* Task requirements
**a)** Retype the stretch of the Saint-Joseph town hall text from "Town hall in" through "completed in 1851.", without changing any wording.
**b)** According to the Saint-Joseph town hall text, who laid the foundation stone for the new building in 1949?

* Source
"""
Town hall in Saint-Joseph, Réunion, France

The Hôtel de Ville (/fr/, City Hall) is a municipal building in Saint-Joseph, Réunion, in the Indian Ocean, standing on Rue Raphaël-Babet.

==History==
The town experienced its first significant period of development after 1830, when the Grands Bois sugar factory commenced production at a site some 12 km along the coast to the northwest from the town. This industrial production was supported by a large influx of indentured workers from South India known as the Malbars. In this context, a justice of the peace court, which also acted as the venue for town council meetings, was established in the town in the mid-19th century. The site the council selected faced the Church of Saint-Joseph which was completed in 1851.

In 1947, following further population growth, the council led by the mayor, Raphaël Babet, decided to redevelop the town centre and to erect a new town hall on the site of the old justice of the peace court. The foundation stone for the new building was laid by the prefect, Paul Demange, on 20 November 1949. It was designed in the neoclassical style, built in brick with a cement render finish and was officially opened by Babet on 25 December 1953. The design involved a symmetrical main frontage of five bays facing onto the street with the end bays projected forward as pavilions. The central section of three bays featured three square-headed doorways, which were recessed under a canopy supported by paired columns: on the first floor, there were three more square-headed doorways, which were also recessed in a similar way, creating a balcony. The outer bays were fenestrated by casement windows with shutters on both floors and, at roof level, there was a cornice. Above the central section, there was a parapet.

In the 1980s, the building was extended, replicating the original design and therefore doubling its frontage, such that it had a symmetrical main frontage of nine bays facing onto the street, with the central bay and the end bays projected forward as pavilions. The central bay featured a new pyramid-shaped roof. Internally, the principal room was the Salle du Conseil (council chamber).
"""
* Recorded information
"""
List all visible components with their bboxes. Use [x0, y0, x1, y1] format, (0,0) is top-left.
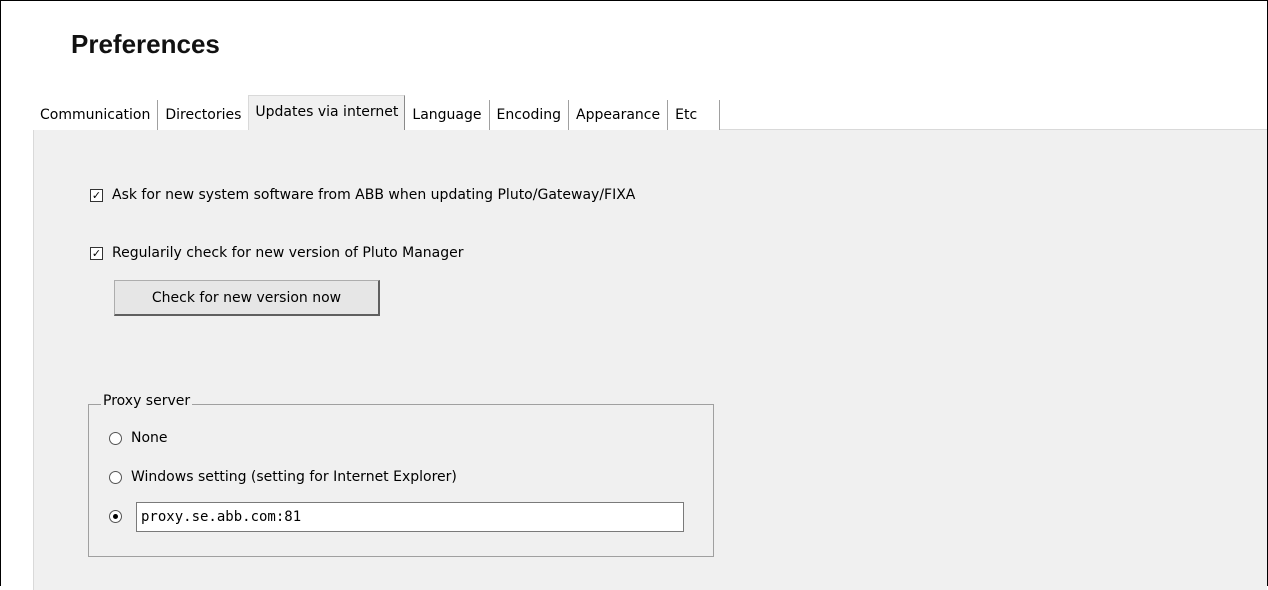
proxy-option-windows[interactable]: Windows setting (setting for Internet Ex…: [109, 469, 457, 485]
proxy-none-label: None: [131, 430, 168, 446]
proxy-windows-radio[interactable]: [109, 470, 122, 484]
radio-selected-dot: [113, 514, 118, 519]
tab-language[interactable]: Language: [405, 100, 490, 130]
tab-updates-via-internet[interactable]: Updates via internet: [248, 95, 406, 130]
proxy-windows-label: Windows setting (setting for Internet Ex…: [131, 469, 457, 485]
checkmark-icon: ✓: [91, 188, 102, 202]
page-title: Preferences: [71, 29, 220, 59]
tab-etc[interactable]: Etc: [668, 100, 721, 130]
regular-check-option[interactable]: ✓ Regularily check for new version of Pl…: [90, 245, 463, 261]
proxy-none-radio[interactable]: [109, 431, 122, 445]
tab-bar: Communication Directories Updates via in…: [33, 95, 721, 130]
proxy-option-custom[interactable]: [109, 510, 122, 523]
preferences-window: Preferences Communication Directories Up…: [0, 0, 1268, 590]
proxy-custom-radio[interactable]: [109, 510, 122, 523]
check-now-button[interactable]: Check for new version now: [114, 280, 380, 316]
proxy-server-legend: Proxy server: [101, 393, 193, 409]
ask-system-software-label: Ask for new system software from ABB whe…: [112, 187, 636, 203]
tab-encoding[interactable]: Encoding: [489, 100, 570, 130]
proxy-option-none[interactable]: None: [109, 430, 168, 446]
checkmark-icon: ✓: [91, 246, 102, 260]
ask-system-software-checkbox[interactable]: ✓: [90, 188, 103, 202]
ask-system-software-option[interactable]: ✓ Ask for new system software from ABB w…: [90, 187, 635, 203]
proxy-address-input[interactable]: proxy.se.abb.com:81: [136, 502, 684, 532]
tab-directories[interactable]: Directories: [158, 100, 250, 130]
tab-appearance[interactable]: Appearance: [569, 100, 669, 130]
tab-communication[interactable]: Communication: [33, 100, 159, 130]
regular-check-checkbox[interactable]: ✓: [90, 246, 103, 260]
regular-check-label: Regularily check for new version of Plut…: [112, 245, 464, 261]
"""
"""
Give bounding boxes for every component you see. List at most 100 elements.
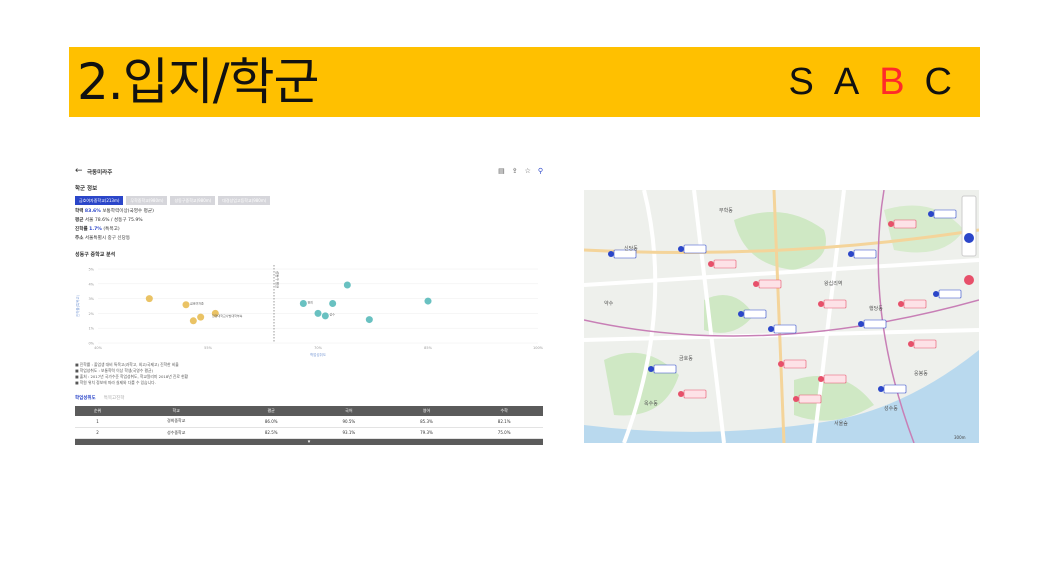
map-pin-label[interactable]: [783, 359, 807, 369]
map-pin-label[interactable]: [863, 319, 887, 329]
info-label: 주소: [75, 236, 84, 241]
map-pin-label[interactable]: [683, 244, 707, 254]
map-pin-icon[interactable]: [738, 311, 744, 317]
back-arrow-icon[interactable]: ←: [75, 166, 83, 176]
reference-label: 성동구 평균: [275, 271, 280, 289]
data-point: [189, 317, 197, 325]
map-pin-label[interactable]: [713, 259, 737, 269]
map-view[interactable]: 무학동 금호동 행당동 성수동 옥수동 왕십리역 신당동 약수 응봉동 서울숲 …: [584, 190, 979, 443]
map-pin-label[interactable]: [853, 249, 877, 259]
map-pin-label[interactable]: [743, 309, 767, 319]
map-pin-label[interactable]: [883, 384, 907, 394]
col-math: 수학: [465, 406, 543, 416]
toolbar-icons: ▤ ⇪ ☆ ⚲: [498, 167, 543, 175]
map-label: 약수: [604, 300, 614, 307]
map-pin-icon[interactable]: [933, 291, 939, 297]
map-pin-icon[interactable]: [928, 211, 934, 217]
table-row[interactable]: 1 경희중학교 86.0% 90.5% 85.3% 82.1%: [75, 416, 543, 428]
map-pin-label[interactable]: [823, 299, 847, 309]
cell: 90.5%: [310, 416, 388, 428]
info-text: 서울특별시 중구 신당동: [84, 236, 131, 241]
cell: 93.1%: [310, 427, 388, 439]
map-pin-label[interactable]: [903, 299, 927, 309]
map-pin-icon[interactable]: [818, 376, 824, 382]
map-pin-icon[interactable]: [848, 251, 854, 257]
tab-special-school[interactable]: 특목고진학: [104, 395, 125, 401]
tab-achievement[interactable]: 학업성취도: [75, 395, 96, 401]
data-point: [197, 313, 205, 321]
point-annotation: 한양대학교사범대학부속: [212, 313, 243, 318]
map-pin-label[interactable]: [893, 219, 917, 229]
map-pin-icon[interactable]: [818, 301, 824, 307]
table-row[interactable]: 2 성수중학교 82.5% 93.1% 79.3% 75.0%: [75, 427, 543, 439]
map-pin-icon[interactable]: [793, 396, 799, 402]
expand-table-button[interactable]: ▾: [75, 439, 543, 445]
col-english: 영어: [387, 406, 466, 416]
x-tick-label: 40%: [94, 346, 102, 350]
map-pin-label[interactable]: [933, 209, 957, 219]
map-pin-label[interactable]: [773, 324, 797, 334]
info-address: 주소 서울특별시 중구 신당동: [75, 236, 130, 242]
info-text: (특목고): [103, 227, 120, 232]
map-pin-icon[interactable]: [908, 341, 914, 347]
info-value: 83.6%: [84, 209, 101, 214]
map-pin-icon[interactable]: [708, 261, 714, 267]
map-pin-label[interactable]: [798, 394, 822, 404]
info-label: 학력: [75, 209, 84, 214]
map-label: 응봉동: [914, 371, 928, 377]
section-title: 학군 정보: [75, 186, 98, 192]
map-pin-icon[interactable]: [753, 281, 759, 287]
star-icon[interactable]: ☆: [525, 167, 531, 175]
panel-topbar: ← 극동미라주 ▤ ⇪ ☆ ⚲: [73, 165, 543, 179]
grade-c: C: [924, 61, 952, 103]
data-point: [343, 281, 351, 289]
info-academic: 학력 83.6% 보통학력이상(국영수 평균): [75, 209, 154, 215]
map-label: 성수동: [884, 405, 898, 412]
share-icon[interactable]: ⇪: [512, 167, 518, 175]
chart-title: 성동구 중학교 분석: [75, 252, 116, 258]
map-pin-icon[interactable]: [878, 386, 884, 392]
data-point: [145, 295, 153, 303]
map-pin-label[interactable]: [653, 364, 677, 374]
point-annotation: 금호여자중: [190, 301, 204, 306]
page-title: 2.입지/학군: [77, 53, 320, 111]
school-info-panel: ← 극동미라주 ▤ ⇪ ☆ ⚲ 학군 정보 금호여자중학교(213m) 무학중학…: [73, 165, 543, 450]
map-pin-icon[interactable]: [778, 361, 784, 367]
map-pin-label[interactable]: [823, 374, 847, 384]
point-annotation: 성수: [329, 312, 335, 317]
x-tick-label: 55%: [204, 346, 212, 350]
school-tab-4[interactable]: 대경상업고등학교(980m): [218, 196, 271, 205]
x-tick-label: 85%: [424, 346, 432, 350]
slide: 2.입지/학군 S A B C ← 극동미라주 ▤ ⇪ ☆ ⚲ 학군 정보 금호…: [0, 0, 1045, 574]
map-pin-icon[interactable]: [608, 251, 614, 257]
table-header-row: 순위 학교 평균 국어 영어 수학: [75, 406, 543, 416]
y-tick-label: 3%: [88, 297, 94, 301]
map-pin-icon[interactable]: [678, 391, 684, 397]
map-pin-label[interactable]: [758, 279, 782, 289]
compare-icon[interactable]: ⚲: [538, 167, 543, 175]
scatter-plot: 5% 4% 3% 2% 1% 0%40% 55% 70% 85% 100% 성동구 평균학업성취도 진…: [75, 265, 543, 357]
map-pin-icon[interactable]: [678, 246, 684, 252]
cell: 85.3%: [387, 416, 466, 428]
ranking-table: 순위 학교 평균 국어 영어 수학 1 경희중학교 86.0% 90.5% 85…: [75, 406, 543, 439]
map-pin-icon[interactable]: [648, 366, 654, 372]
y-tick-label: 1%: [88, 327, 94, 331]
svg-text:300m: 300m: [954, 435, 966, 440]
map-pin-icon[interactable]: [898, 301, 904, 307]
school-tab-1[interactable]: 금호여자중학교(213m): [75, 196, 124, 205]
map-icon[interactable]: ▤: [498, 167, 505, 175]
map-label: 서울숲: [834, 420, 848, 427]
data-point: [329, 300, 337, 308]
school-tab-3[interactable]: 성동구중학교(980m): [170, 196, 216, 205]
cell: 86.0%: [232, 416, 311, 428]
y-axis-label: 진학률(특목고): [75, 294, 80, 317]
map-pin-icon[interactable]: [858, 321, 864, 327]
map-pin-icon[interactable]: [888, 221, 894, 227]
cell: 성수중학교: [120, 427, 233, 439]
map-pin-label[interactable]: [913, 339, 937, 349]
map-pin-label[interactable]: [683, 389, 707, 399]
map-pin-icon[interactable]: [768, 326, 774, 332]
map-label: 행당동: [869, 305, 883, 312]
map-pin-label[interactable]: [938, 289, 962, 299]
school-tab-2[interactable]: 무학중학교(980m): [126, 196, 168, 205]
"""
"""
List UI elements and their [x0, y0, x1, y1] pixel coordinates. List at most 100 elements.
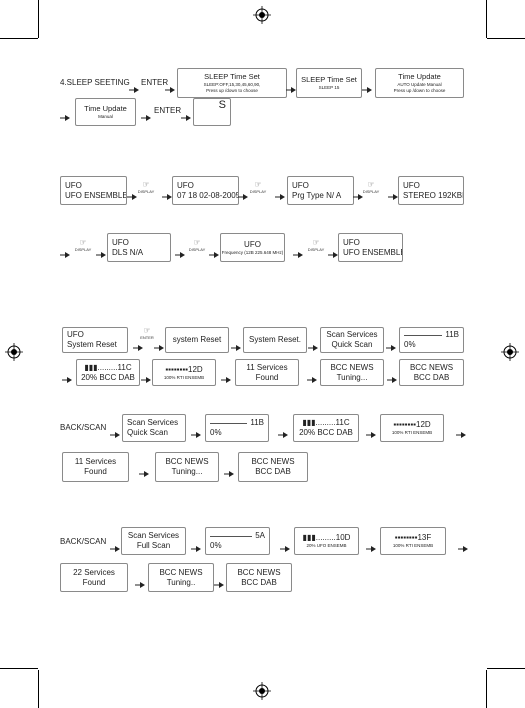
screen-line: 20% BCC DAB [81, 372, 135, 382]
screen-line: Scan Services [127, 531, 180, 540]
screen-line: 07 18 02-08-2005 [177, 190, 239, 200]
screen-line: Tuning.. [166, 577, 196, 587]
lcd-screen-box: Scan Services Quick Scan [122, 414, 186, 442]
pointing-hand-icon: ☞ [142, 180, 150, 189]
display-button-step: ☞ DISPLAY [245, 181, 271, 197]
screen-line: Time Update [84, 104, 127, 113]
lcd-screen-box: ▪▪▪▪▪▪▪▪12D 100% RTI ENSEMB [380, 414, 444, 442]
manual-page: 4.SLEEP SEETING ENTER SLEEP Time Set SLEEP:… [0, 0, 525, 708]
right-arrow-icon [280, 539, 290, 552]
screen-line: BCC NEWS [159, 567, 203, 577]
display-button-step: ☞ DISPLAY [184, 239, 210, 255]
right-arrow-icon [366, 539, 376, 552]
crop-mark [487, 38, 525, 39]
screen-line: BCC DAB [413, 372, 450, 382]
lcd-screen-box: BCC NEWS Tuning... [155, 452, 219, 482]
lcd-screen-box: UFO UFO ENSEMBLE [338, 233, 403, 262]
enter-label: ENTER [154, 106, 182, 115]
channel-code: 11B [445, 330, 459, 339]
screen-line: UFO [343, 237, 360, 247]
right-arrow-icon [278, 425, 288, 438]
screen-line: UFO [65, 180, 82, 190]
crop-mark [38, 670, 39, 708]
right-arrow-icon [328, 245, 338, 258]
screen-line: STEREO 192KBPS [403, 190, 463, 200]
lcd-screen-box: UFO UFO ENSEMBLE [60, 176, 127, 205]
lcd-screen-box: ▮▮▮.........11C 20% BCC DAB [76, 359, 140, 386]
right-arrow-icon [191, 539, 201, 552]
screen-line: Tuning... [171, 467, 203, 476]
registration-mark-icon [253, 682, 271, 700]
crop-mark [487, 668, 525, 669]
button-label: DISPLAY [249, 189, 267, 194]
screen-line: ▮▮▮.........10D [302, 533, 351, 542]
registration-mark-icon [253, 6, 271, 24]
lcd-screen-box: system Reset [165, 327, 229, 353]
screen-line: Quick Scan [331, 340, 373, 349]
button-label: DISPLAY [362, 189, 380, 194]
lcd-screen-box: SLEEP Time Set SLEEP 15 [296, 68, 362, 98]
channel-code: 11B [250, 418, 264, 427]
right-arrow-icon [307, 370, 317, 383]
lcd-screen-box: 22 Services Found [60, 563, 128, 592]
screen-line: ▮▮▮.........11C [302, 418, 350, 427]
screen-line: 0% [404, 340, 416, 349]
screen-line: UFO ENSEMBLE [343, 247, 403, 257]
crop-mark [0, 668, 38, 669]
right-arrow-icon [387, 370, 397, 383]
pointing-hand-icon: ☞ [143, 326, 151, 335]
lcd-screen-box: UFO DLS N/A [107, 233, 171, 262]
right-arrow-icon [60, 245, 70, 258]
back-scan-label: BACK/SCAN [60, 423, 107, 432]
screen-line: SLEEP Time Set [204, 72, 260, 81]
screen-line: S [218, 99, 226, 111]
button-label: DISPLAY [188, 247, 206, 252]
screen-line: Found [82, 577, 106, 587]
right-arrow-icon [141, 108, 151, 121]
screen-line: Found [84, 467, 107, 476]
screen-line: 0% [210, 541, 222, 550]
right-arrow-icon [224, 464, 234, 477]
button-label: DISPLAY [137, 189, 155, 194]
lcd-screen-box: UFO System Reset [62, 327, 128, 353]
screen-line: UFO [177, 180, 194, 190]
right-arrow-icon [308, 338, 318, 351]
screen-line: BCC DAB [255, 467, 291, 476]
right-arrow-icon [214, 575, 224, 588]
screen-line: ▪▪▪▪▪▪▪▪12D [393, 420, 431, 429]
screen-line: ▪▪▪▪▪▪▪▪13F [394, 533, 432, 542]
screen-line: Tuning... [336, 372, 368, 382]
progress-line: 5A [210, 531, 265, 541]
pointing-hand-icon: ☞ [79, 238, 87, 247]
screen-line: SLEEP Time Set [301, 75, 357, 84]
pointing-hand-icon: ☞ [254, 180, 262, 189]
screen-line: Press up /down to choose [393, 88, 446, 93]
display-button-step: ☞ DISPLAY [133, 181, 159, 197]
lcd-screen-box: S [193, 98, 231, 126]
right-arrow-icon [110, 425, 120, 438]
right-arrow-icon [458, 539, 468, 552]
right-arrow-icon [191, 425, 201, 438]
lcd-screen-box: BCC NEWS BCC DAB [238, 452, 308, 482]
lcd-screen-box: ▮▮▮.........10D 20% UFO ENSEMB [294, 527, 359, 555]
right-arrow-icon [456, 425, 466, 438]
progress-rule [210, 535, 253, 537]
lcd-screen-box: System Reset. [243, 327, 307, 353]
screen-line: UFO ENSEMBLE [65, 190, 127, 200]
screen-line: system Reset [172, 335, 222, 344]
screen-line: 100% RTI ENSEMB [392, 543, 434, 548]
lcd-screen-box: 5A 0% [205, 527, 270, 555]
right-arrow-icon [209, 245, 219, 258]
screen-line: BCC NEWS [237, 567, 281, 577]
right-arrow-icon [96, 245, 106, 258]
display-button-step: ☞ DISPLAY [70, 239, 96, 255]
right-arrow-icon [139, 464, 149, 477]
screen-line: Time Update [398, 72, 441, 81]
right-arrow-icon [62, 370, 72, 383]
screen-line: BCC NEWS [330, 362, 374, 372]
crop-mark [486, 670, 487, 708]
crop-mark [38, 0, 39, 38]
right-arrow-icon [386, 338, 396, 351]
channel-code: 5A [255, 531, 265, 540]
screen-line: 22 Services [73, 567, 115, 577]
"""
* Final results
**a)**
Town hall in Saint-Joseph, Réunion, France

The Hôtel de Ville (/fr/, City Hall) is a municipal building in Saint-Joseph, Réunion, in the Indian Ocean, standing on Rue Raphaël-Babet.

==History==
The town experienced its first significant period of development after 1830, when the Grands Bois sugar factory commenced production at a site some 12 km along the coast to the northwest from the town. This industrial production was supported by a large influx of indentured workers from South India known as the Malbars. In this context, a justice of the peace court, which also acted as the venue for town council meetings, was established in the town in the mid-19th century. The site the council selected faced the Church of Saint-Joseph which was completed in 1851.

**b)** The prefect, Paul Demange.